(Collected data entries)
╔══

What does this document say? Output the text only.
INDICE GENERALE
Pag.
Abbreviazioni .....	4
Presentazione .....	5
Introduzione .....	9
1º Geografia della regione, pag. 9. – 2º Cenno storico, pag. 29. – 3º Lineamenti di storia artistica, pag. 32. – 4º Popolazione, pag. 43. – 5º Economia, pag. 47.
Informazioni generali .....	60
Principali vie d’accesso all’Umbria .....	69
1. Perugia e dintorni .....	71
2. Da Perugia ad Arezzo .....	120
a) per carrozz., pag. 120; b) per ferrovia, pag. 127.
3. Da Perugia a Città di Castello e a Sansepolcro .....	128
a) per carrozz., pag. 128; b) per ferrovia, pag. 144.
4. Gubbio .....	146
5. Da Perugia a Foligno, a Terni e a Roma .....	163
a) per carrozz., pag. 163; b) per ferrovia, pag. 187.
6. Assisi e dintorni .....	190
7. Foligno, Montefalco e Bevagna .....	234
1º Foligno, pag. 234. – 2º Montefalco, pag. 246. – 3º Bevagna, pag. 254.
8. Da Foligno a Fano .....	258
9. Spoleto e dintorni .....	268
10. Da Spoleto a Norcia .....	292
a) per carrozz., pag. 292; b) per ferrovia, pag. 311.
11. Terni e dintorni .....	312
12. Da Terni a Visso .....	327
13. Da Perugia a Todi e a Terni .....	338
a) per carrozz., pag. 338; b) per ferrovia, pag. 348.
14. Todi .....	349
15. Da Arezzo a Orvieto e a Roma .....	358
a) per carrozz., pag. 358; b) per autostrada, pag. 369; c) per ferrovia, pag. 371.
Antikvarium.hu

╚══

▶ Aim:
Can you reproduce all the material exactly?

▶ Output:
What does this document say? Output the text only.
INDICE GENERALE
Pag.
Abbreviazioni .....	4
Presentazione .....	5
Introduzione .....	9
1º Geografia della regione, pag. 9. – 2º Cenno storico, pag. 29. – 3º Lineamenti di storia artistica, pag. 32. – 4º Popolazione, pag. 43. – 5º Economia, pag. 47.
Informazioni generali .....	60
Principali vie d’accesso all’Umbria .....	69
1. Perugia e dintorni .....	71
2. Da Perugia ad Arezzo .....	120
a) per carrozz., pag. 120; b) per ferrovia, pag. 127.
3. Da Perugia a Città di Castello e a Sansepolcro .....	128
a) per carrozz., pag. 128; b) per ferrovia, pag. 144.
4. Gubbio .....	146
5. Da Perugia a Foligno, a Terni e a Roma .....	163
a) per carrozz., pag. 163; b) per ferrovia, pag. 187.
6. Assisi e dintorni .....	190
7. Foligno, Montefalco e Bevagna .....	234
1º Foligno, pag. 234. – 2º Montefalco, pag. 246. – 3º Bevagna, pag. 254.
8. Da Foligno a Fano .....	258
9. Spoleto e dintorni .....	268
10. Da Spoleto a Norcia .....	292
a) per carrozz., pag. 292; b) per ferrovia, pag. 311.
11. Terni e dintorni .....	312
12. Da Terni a Visso .....	327
13. Da Perugia a Todi e a Terni .....	338
a) per carrozz., pag. 338; b) per ferrovia, pag. 348.
14. Todi .....	349
15. Da Arezzo a Orvieto e a Roma .....	358
a) per carrozz., pag. 358; b) per autostrada, pag. 369; c) per ferrovia, pag. 371.
Antikvarium.hu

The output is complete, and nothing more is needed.